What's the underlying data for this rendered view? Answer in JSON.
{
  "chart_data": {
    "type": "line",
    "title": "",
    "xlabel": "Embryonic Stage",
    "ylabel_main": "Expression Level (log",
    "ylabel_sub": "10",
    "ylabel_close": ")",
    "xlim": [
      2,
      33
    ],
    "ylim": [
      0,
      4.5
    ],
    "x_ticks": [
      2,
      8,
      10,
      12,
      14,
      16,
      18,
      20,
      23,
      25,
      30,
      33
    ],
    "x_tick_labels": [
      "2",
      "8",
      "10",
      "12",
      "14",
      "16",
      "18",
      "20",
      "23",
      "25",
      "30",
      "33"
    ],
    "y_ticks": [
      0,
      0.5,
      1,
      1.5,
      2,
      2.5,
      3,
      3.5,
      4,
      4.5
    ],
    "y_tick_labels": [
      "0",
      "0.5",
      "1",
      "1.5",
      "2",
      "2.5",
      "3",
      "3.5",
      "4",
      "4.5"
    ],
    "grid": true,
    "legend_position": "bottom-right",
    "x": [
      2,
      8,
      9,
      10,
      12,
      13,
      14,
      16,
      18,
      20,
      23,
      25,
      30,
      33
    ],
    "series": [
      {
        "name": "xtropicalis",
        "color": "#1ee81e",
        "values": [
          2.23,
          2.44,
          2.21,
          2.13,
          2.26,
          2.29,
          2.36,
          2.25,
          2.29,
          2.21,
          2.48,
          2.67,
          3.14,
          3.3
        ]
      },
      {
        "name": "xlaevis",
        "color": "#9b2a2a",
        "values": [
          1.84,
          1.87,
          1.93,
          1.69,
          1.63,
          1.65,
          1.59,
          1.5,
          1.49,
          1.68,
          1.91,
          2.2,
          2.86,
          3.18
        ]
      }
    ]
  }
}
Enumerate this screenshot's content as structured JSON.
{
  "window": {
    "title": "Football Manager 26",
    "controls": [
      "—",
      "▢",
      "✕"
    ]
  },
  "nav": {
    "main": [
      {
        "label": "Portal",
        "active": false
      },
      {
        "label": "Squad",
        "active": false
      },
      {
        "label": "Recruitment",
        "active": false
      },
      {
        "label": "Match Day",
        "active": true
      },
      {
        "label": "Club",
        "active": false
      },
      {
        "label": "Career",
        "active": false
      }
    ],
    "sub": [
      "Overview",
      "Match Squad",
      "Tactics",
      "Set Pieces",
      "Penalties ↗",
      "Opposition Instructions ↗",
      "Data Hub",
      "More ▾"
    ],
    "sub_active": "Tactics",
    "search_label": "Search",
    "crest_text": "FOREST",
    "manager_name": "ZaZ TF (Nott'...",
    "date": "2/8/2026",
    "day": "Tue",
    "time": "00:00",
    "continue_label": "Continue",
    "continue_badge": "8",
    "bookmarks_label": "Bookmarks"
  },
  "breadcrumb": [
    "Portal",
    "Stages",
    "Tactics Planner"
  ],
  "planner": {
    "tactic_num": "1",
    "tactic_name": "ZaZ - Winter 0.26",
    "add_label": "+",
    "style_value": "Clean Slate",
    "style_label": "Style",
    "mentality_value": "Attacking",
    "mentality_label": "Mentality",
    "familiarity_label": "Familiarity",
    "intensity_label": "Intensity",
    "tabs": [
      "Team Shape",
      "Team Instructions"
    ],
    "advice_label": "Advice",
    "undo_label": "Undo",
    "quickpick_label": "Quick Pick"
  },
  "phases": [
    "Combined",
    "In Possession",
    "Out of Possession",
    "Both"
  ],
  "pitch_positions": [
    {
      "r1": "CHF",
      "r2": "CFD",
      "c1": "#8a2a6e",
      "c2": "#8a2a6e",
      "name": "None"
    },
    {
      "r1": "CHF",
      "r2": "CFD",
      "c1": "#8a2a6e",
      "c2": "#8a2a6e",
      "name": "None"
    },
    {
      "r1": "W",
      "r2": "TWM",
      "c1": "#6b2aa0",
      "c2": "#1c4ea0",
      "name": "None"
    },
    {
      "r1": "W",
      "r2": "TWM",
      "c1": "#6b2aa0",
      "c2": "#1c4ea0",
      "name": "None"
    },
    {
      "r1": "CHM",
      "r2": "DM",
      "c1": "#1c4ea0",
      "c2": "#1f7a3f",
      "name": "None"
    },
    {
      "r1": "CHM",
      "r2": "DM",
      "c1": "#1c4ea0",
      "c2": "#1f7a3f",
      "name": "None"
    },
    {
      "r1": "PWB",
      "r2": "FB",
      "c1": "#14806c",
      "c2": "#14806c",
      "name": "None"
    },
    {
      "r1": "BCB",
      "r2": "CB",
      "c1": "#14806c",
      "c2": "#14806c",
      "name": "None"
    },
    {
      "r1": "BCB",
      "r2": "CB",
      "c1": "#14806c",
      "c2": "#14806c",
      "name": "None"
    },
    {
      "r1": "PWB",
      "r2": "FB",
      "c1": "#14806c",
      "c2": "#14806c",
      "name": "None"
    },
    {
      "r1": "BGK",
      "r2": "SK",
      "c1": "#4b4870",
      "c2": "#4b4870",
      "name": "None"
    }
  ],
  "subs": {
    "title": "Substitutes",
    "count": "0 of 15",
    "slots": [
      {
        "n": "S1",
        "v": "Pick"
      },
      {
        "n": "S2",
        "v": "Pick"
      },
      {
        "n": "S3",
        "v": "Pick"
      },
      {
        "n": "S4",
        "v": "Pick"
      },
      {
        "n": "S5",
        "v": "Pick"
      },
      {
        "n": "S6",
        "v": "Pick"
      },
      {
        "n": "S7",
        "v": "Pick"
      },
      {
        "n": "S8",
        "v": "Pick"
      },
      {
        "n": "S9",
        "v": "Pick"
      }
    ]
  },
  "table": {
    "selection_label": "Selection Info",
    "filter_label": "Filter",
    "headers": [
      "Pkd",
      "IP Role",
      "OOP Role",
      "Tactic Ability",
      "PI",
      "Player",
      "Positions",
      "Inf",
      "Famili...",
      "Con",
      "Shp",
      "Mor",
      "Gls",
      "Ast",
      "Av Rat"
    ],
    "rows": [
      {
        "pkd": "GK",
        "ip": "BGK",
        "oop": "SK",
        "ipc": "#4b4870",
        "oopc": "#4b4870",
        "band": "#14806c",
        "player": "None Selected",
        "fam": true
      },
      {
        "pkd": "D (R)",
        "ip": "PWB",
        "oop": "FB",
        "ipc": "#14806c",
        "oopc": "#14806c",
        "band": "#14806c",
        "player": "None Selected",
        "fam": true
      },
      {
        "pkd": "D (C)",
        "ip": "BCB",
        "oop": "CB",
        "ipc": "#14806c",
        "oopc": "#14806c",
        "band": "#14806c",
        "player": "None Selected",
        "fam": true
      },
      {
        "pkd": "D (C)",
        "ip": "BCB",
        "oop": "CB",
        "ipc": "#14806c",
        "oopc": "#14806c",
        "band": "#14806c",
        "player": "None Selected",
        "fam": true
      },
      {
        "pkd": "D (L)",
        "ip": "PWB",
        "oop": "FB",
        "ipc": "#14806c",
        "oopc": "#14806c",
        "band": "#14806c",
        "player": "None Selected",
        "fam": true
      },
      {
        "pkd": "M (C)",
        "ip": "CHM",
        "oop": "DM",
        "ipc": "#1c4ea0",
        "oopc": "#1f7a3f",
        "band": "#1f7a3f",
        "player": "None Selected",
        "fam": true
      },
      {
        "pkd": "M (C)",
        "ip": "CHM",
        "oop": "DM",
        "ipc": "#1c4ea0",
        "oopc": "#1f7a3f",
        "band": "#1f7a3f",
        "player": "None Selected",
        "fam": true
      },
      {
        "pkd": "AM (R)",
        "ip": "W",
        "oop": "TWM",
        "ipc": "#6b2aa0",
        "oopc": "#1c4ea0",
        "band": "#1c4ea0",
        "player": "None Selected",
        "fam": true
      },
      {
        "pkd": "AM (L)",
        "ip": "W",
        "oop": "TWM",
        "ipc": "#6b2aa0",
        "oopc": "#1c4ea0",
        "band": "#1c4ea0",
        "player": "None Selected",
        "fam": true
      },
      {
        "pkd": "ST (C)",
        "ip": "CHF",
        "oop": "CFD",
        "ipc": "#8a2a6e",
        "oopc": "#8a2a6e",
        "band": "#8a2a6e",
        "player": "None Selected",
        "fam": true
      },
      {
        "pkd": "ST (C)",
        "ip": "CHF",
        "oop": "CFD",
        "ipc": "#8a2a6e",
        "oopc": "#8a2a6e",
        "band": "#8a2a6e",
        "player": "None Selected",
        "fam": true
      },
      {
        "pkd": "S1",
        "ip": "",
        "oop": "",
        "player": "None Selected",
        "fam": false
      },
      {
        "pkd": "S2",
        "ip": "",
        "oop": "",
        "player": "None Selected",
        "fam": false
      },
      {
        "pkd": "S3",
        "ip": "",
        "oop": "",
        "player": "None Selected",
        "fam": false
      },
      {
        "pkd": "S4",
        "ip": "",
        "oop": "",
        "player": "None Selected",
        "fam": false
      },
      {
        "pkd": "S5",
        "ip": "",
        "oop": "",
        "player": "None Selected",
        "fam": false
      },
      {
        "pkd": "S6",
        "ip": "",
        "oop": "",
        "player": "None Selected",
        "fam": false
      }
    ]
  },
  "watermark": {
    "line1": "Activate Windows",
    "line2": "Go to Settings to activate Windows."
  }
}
==============================
Exercise goal: Using the records above, find and show each line with the string "Instructions".

The result:
      "Opposition Instructions ↗",
      "Team Instructions"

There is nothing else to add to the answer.